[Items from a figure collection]
[START]

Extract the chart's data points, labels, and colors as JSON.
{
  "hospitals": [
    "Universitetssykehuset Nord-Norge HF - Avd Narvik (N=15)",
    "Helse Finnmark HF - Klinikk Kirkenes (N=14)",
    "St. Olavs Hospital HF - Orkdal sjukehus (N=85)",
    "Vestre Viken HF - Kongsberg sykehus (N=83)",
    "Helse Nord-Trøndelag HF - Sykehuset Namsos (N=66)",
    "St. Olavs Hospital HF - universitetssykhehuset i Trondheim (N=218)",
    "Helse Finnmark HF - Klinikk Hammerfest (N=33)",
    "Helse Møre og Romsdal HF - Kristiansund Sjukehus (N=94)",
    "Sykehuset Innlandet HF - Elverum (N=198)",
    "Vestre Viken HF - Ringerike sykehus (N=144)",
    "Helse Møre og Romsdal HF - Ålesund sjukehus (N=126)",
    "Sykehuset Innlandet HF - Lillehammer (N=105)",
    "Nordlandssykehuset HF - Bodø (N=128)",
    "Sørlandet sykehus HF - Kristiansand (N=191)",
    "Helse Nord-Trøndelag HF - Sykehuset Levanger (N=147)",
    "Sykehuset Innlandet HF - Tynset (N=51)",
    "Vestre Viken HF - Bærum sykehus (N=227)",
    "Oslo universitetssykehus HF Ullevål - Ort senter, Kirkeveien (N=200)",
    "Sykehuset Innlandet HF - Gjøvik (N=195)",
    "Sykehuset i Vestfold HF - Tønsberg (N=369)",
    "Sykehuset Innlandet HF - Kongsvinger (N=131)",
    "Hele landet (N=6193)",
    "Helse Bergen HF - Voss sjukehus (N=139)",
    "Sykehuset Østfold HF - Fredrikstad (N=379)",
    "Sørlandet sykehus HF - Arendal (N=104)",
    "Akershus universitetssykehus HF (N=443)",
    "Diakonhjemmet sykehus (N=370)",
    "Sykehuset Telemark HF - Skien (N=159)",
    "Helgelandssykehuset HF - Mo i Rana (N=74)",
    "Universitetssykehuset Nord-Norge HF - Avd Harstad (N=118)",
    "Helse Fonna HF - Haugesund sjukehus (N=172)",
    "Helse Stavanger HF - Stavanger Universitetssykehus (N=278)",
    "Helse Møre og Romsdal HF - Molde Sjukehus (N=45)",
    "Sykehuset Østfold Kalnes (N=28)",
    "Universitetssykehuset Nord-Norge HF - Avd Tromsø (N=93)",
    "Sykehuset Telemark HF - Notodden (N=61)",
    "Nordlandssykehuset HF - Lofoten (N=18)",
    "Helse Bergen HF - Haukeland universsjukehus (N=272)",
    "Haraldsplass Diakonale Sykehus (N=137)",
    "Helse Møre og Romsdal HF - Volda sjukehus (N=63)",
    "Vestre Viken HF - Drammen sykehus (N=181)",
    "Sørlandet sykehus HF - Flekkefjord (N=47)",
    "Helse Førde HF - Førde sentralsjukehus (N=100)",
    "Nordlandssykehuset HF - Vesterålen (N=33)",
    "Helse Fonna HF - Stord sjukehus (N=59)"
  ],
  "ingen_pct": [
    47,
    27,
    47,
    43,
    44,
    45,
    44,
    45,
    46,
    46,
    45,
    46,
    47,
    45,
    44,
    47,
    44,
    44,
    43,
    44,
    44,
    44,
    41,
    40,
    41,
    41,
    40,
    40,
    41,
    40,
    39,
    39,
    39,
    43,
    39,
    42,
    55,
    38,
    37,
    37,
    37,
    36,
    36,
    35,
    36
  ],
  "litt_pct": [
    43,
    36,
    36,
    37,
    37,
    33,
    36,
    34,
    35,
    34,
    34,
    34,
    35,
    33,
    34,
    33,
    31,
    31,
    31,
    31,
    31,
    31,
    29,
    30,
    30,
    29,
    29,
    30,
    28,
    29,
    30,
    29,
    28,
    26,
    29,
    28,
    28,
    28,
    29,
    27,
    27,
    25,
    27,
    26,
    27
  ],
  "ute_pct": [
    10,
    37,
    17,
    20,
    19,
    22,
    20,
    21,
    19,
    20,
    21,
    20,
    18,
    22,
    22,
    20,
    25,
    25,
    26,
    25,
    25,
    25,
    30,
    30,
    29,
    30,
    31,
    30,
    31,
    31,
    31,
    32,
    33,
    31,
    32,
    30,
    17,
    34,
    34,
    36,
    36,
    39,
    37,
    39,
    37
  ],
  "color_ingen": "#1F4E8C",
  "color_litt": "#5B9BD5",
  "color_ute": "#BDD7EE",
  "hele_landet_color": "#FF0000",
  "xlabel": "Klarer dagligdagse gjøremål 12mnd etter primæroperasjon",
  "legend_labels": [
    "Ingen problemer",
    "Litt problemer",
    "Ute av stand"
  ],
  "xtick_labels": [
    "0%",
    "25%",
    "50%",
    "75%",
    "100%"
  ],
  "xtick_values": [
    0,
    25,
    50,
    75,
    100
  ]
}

[END]

Aim of the task
All of the entries must be quoted exactly; please include each one.

Task result
Extract the chart's data points, labels, and colors as JSON.
{
  "hospitals": [
    "Universitetssykehuset Nord-Norge HF - Avd Narvik (N=15)",
    "Helse Finnmark HF - Klinikk Kirkenes (N=14)",
    "St. Olavs Hospital HF - Orkdal sjukehus (N=85)",
    "Vestre Viken HF - Kongsberg sykehus (N=83)",
    "Helse Nord-Trøndelag HF - Sykehuset Namsos (N=66)",
    "St. Olavs Hospital HF - universitetssykhehuset i Trondheim (N=218)",
    "Helse Finnmark HF - Klinikk Hammerfest (N=33)",
    "Helse Møre og Romsdal HF - Kristiansund Sjukehus (N=94)",
    "Sykehuset Innlandet HF - Elverum (N=198)",
    "Vestre Viken HF - Ringerike sykehus (N=144)",
    "Helse Møre og Romsdal HF - Ålesund sjukehus (N=126)",
    "Sykehuset Innlandet HF - Lillehammer (N=105)",
    "Nordlandssykehuset HF - Bodø (N=128)",
    "Sørlandet sykehus HF - Kristiansand (N=191)",
    "Helse Nord-Trøndelag HF - Sykehuset Levanger (N=147)",
    "Sykehuset Innlandet HF - Tynset (N=51)",
    "Vestre Viken HF - Bærum sykehus (N=227)",
    "Oslo universitetssykehus HF Ullevål - Ort senter, Kirkeveien (N=200)",
    "Sykehuset Innlandet HF - Gjøvik (N=195)",
    "Sykehuset i Vestfold HF - Tønsberg (N=369)",
    "Sykehuset Innlandet HF - Kongsvinger (N=131)",
    "Hele landet (N=6193)",
    "Helse Bergen HF - Voss sjukehus (N=139)",
    "Sykehuset Østfold HF - Fredrikstad (N=379)",
    "Sørlandet sykehus HF - Arendal (N=104)",
    "Akershus universitetssykehus HF (N=443)",
    "Diakonhjemmet sykehus (N=370)",
    "Sykehuset Telemark HF - Skien (N=159)",
    "Helgelandssykehuset HF - Mo i Rana (N=74)",
    "Universitetssykehuset Nord-Norge HF - Avd Harstad (N=118)",
    "Helse Fonna HF - Haugesund sjukehus (N=172)",
    "Helse Stavanger HF - Stavanger Universitetssykehus (N=278)",
    "Helse Møre og Romsdal HF - Molde Sjukehus (N=45)",
    "Sykehuset Østfold Kalnes (N=28)",
    "Universitetssykehuset Nord-Norge HF - Avd Tromsø (N=93)",
    "Sykehuset Telemark HF - Notodden (N=61)",
    "Nordlandssykehuset HF - Lofoten (N=18)",
    "Helse Bergen HF - Haukeland universsjukehus (N=272)",
    "Haraldsplass Diakonale Sykehus (N=137)",
    "Helse Møre og Romsdal HF - Volda sjukehus (N=63)",
    "Vestre Viken HF - Drammen sykehus (N=181)",
    "Sørlandet sykehus HF - Flekkefjord (N=47)",
    "Helse Førde HF - Førde sentralsjukehus (N=100)",
    "Nordlandssykehuset HF - Vesterålen (N=33)",
    "Helse Fonna HF - Stord sjukehus (N=59)"
  ],
  "ingen_pct": [
    47,
    27,
    47,
    43,
    44,
    45,
    44,
    45,
    46,
    46,
    45,
    46,
    47,
    45,
    44,
    47,
    44,
    44,
    43,
    44,
    44,
    44,
    41,
    40,
    41,
    41,
    40,
    40,
    41,
    40,
    39,
    39,
    39,
    43,
    39,
    42,
    55,
    38,
    37,
    37,
    37,
    36,
    36,
    35,
    36
  ],
  "litt_pct": [
    43,
    36,
    36,
    37,
    37,
    33,
    36,
    34,
    35,
    34,
    34,
    34,
    35,
    33,
    34,
    33,
    31,
    31,
    31,
    31,
    31,
    31,
    29,
    30,
    30,
    29,
    29,
    30,
    28,
    29,
    30,
    29,
    28,
    26,
    29,
    28,
    28,
    28,
    29,
    27,
    27,
    25,
    27,
    26,
    27
  ],
  "ute_pct": [
    10,
    37,
    17,
    20,
    19,
    22,
    20,
    21,
    19,
    20,
    21,
    20,
    18,
    22,
    22,
    20,
    25,
    25,
    26,
    25,
    25,
    25,
    30,
    30,
    29,
    30,
    31,
    30,
    31,
    31,
    31,
    32,
    33,
    31,
    32,
    30,
    17,
    34,
    34,
    36,
    36,
    39,
    37,
    39,
    37
  ],
  "color_ingen": "#1F4E8C",
  "color_litt": "#5B9BD5",
  "color_ute": "#BDD7EE",
  "hele_landet_color": "#FF0000",
  "xlabel": "Klarer dagligdagse gjøremål 12mnd etter primæroperasjon",
  "legend_labels": [
    "Ingen problemer",
    "Litt problemer",
    "Ute av stand"
  ],
  "xtick_labels": [
    "0%",
    "25%",
    "50%",
    "75%",
    "100%"
  ],
  "xtick_values": [
    0,
    25,
    50,
    75,
    100
  ]
}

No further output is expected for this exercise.